** START OF Supplied data **
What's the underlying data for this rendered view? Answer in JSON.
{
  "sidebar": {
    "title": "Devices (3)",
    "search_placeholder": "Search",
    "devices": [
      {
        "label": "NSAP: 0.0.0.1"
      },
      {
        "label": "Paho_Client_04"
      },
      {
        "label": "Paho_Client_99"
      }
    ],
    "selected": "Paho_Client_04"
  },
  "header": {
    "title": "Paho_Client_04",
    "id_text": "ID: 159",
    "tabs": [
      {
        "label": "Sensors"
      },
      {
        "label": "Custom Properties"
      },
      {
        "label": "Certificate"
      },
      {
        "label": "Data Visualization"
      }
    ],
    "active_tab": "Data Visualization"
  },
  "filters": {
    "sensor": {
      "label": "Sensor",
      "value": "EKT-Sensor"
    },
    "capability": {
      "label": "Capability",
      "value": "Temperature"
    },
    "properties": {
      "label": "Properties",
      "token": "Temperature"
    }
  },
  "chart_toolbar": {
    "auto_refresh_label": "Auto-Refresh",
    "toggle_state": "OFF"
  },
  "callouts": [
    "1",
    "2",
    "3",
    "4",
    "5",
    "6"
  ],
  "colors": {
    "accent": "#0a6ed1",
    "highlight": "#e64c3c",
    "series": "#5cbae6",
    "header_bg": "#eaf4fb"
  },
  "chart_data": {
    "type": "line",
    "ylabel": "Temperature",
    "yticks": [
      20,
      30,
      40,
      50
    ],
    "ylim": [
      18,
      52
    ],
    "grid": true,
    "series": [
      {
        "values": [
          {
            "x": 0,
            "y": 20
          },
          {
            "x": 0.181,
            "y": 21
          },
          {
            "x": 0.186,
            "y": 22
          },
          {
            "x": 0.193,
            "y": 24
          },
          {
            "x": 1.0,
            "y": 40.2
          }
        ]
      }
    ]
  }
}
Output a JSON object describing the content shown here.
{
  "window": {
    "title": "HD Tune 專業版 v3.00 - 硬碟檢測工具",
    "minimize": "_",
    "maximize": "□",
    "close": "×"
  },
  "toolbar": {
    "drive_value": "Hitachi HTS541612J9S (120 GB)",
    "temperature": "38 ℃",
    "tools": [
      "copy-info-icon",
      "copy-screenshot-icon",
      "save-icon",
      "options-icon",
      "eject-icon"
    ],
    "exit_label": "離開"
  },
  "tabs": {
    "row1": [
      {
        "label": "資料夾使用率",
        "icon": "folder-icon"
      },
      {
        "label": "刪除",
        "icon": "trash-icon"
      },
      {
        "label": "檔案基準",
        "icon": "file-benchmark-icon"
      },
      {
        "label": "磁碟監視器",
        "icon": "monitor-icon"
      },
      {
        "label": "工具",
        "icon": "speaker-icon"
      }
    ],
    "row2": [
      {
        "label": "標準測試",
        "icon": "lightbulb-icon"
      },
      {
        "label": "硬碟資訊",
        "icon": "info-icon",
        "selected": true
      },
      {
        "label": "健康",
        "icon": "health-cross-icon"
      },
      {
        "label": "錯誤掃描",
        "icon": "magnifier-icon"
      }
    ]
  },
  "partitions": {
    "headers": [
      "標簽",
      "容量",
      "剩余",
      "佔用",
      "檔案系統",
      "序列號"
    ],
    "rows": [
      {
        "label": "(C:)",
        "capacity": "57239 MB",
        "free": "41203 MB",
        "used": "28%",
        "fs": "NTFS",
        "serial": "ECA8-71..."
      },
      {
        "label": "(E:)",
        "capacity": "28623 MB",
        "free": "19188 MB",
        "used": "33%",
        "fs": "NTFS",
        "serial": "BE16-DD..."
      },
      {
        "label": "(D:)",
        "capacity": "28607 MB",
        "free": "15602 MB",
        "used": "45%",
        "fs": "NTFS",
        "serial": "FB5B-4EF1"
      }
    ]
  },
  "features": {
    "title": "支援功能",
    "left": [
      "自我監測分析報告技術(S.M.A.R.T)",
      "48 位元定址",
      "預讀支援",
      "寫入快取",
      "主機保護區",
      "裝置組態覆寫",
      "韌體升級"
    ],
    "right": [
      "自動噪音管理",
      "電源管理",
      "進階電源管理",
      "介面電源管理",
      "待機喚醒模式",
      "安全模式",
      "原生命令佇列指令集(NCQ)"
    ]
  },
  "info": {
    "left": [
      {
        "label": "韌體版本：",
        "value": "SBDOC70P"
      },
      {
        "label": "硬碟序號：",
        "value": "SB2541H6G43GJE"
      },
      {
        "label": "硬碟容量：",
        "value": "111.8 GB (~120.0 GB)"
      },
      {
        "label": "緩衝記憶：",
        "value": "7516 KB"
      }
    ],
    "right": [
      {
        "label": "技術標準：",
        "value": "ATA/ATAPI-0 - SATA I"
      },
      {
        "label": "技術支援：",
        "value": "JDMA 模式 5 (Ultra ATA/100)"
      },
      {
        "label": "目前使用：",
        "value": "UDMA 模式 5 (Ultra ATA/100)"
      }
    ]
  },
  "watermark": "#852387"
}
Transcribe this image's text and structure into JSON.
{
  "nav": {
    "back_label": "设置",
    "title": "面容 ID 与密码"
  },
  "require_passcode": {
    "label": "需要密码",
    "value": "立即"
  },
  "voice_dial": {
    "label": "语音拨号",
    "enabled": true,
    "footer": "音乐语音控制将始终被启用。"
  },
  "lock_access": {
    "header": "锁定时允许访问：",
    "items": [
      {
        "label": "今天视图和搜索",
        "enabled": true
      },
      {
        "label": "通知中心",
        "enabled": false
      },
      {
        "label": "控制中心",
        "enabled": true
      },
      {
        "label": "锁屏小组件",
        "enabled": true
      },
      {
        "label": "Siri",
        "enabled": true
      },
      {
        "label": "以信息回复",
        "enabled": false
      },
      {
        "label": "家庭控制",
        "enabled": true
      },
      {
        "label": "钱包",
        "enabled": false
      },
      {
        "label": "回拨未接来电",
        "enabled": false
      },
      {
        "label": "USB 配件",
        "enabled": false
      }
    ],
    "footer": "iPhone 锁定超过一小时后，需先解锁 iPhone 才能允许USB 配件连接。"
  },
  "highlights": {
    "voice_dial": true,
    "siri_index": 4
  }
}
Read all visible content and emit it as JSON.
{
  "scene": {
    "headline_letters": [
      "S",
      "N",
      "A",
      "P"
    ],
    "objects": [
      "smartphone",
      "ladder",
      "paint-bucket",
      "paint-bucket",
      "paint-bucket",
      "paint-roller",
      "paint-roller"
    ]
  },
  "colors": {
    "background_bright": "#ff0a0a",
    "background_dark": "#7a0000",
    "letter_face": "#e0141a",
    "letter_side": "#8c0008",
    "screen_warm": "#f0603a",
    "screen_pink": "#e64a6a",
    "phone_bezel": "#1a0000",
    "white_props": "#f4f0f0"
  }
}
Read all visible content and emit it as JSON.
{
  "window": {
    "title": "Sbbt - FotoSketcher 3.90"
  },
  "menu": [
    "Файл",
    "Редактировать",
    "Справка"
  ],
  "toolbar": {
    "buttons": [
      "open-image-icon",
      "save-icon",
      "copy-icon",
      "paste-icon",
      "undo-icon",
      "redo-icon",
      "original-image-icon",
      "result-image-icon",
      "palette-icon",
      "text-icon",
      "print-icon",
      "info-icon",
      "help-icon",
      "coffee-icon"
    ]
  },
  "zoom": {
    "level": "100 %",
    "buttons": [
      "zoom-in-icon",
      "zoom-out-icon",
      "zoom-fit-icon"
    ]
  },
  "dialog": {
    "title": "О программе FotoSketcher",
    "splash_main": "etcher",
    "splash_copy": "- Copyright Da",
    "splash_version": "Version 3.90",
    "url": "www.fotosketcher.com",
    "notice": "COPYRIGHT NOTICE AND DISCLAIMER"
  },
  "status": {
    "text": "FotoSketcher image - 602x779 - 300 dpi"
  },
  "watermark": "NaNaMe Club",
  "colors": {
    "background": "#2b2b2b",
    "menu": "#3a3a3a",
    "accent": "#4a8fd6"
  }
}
** END OF Supplied data **
▸ **Task description**
Select all lines in the listing above where the word "Visualization" appears, and show them.

▸ **Final answer**
        "label": "Data Visualization"
    "active_tab": "Data Visualization"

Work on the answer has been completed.